━━━━━ Stored data
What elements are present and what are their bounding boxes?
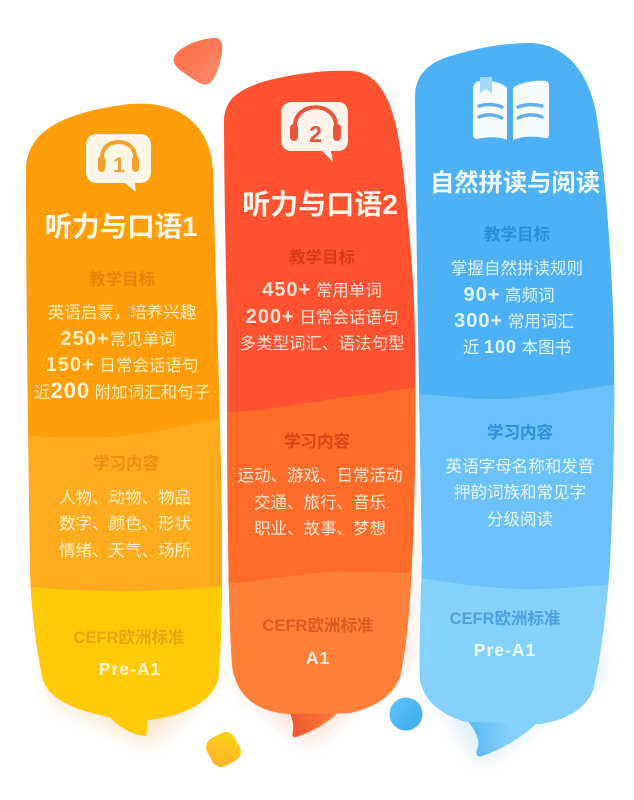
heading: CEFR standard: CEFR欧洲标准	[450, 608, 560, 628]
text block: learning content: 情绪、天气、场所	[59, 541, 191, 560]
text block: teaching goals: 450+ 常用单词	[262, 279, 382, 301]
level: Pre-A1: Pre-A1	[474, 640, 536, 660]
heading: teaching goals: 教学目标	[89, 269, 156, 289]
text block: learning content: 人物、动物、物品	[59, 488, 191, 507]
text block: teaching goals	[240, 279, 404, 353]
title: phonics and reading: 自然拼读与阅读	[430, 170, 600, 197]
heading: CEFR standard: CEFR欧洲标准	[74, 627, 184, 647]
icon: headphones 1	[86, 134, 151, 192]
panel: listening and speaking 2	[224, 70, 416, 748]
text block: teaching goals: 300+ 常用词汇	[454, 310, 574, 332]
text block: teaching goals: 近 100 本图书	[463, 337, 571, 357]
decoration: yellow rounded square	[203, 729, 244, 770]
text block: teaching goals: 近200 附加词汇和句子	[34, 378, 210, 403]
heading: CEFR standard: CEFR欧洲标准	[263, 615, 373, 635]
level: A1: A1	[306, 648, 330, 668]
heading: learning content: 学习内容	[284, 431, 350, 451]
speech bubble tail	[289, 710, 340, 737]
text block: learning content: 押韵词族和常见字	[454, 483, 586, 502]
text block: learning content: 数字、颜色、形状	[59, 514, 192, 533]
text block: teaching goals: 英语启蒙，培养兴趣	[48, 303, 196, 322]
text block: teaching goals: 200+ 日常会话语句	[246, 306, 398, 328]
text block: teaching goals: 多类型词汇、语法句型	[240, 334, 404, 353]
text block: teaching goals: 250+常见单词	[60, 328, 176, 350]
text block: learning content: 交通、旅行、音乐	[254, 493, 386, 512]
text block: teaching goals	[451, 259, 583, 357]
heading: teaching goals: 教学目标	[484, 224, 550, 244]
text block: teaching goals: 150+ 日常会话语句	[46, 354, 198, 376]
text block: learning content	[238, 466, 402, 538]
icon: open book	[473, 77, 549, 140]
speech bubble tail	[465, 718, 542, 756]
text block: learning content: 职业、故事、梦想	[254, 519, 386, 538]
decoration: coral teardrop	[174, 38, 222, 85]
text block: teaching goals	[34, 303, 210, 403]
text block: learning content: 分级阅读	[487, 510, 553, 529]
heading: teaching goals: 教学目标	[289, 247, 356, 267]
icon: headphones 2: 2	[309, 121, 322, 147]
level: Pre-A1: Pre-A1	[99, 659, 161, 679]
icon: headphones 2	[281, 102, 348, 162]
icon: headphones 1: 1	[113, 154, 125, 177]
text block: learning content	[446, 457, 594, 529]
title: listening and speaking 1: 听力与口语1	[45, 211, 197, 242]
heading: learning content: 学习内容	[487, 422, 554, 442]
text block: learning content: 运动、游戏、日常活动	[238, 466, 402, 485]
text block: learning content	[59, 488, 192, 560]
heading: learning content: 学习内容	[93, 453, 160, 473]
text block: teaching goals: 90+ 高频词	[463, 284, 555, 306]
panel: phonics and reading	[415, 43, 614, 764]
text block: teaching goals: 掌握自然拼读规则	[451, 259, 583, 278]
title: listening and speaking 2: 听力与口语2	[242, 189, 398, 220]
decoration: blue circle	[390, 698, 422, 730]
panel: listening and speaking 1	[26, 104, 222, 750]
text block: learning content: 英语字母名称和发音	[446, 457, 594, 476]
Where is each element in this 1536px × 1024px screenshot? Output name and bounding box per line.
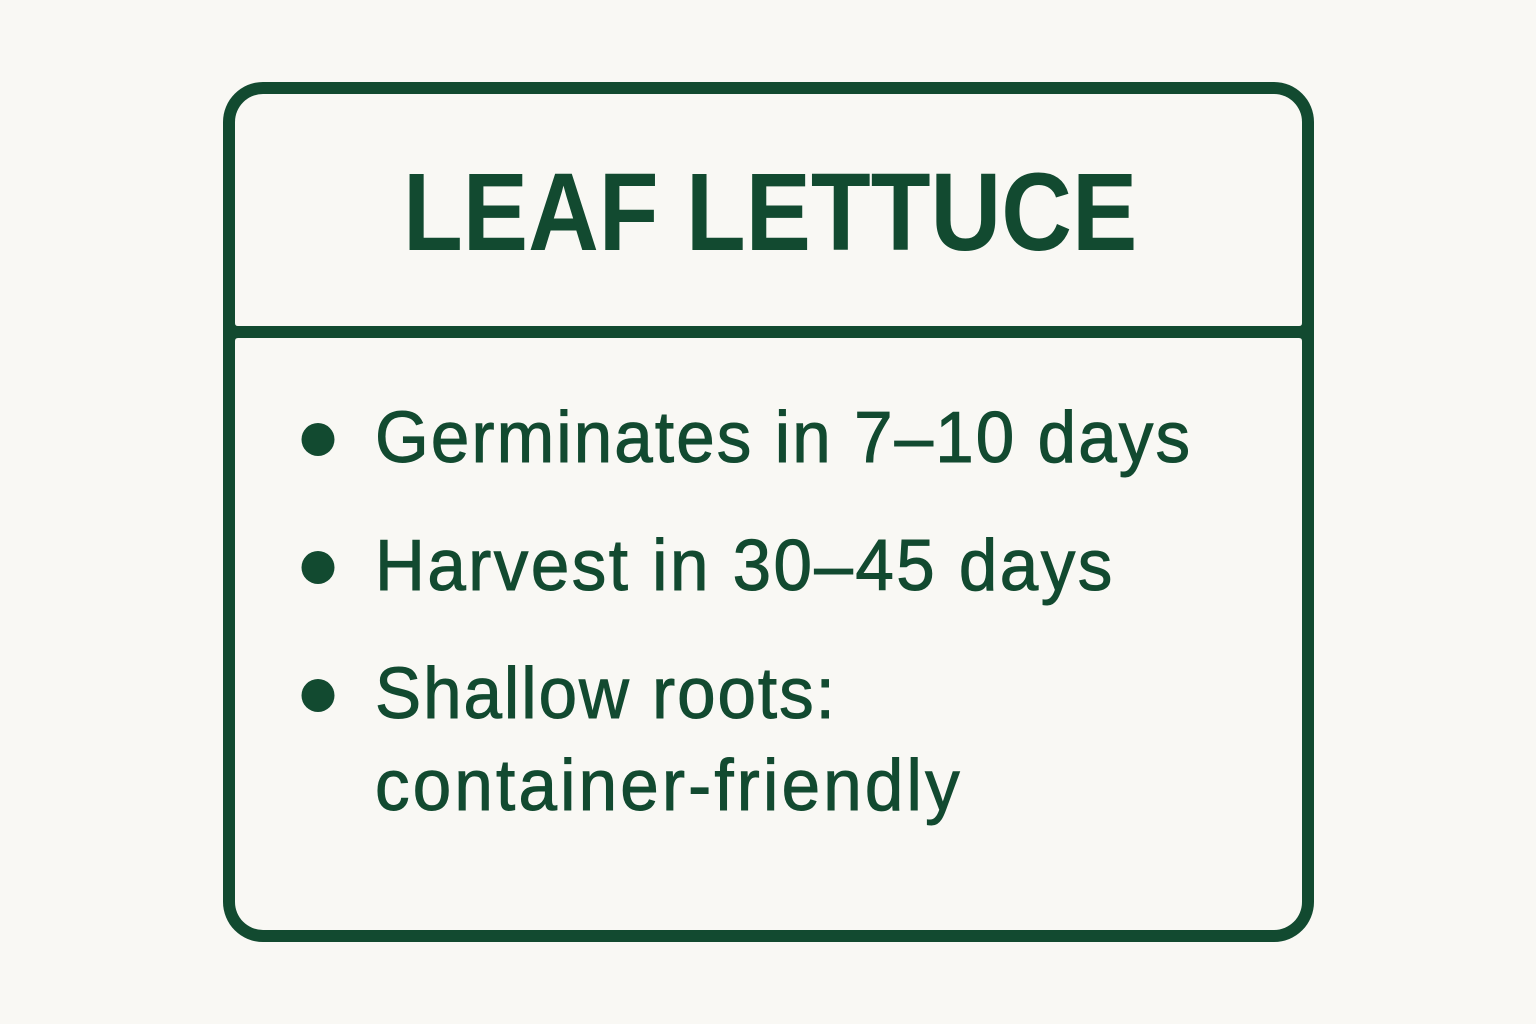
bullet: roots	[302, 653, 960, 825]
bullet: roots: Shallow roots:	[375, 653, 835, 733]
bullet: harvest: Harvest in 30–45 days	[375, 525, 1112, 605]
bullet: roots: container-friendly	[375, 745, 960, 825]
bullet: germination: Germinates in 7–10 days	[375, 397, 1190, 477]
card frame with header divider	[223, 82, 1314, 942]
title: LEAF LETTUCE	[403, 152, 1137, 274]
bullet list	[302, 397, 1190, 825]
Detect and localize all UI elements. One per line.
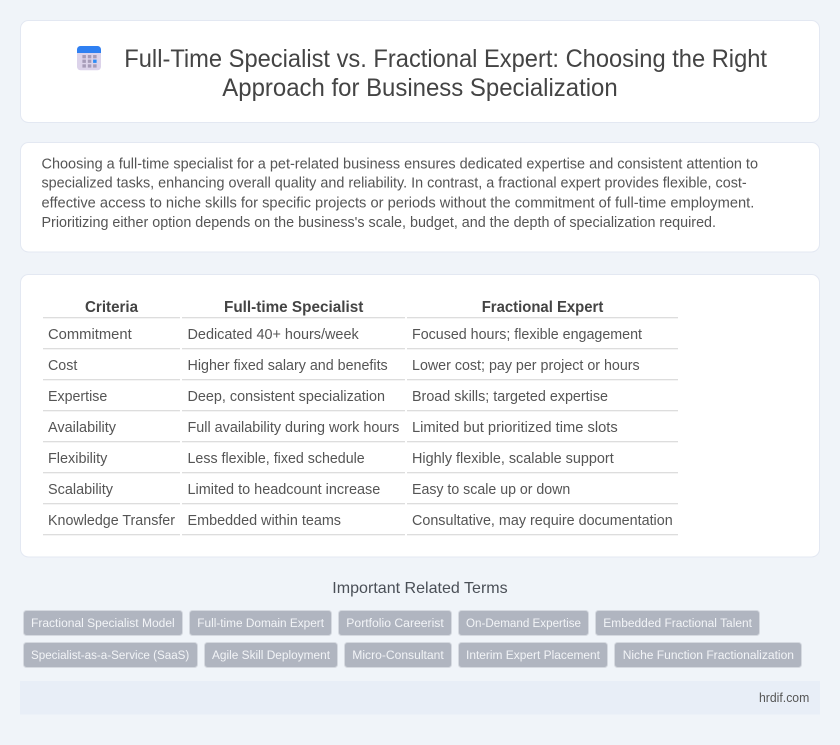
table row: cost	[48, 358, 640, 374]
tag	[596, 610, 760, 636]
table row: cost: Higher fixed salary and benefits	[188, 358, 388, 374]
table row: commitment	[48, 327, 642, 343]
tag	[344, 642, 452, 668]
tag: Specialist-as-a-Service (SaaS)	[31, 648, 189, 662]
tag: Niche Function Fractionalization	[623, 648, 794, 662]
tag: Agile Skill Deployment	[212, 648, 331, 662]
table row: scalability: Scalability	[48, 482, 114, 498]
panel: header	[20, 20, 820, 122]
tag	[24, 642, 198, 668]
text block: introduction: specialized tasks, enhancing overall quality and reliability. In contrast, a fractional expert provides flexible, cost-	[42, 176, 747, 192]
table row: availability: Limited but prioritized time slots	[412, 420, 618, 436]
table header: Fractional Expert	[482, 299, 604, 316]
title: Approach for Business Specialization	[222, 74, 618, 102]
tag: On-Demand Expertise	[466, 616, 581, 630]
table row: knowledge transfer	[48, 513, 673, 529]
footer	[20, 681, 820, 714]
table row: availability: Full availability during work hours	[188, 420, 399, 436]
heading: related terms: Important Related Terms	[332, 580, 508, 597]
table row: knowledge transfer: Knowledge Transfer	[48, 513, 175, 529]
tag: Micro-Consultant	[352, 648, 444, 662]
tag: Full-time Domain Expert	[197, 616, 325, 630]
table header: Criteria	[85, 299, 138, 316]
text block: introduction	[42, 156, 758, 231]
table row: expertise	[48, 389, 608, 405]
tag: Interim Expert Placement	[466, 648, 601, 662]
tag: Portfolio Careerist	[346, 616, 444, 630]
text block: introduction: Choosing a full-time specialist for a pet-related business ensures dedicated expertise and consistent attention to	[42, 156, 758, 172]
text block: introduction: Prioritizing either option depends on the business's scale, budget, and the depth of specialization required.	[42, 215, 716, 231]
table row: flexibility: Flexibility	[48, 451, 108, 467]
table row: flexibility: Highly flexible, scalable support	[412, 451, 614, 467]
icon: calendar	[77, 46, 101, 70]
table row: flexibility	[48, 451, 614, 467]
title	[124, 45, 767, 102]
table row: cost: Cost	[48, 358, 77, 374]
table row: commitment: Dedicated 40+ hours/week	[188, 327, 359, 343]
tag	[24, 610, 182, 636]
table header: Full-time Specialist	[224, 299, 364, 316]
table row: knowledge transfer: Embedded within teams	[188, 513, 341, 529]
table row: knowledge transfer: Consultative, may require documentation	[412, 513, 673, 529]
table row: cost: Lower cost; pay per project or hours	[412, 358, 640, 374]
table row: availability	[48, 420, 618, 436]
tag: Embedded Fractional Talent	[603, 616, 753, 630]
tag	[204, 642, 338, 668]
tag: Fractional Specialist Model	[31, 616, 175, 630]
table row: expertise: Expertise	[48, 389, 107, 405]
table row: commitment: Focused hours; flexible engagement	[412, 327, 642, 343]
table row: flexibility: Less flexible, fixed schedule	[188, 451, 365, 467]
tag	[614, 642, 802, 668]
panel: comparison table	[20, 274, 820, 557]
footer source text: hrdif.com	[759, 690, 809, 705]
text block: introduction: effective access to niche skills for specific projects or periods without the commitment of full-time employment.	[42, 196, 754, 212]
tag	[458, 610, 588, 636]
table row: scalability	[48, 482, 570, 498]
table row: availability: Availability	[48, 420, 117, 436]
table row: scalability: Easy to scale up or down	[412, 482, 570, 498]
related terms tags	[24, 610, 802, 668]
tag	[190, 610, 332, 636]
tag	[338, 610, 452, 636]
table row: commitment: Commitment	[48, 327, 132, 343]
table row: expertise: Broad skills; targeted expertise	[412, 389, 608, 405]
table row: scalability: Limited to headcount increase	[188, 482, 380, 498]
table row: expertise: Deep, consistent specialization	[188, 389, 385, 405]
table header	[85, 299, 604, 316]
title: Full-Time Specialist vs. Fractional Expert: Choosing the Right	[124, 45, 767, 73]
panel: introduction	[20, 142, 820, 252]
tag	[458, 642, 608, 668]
━━━━━━━━━━
### Goal
Copy out the lines of the entries verbatim, everything from the line containing "653, 960, 825]" down to the line containing "Detect and localize", with both of those lines included.

### Complete output
bullet: roots	[302, 653, 960, 825]
bullet: roots: Shallow roots:	[375, 653, 835, 733]
bullet: harvest: Harvest in 30–45 days	[375, 525, 1112, 605]
bullet: roots: container-friendly	[375, 745, 960, 825]
bullet: germination: Germinates in 7–10 days	[375, 397, 1190, 477]
card frame with header divider	[223, 82, 1314, 942]
title: LEAF LETTUCE	[403, 152, 1137, 274]
bullet list	[302, 397, 1190, 825]
Detect and localize all UI elements. One per line.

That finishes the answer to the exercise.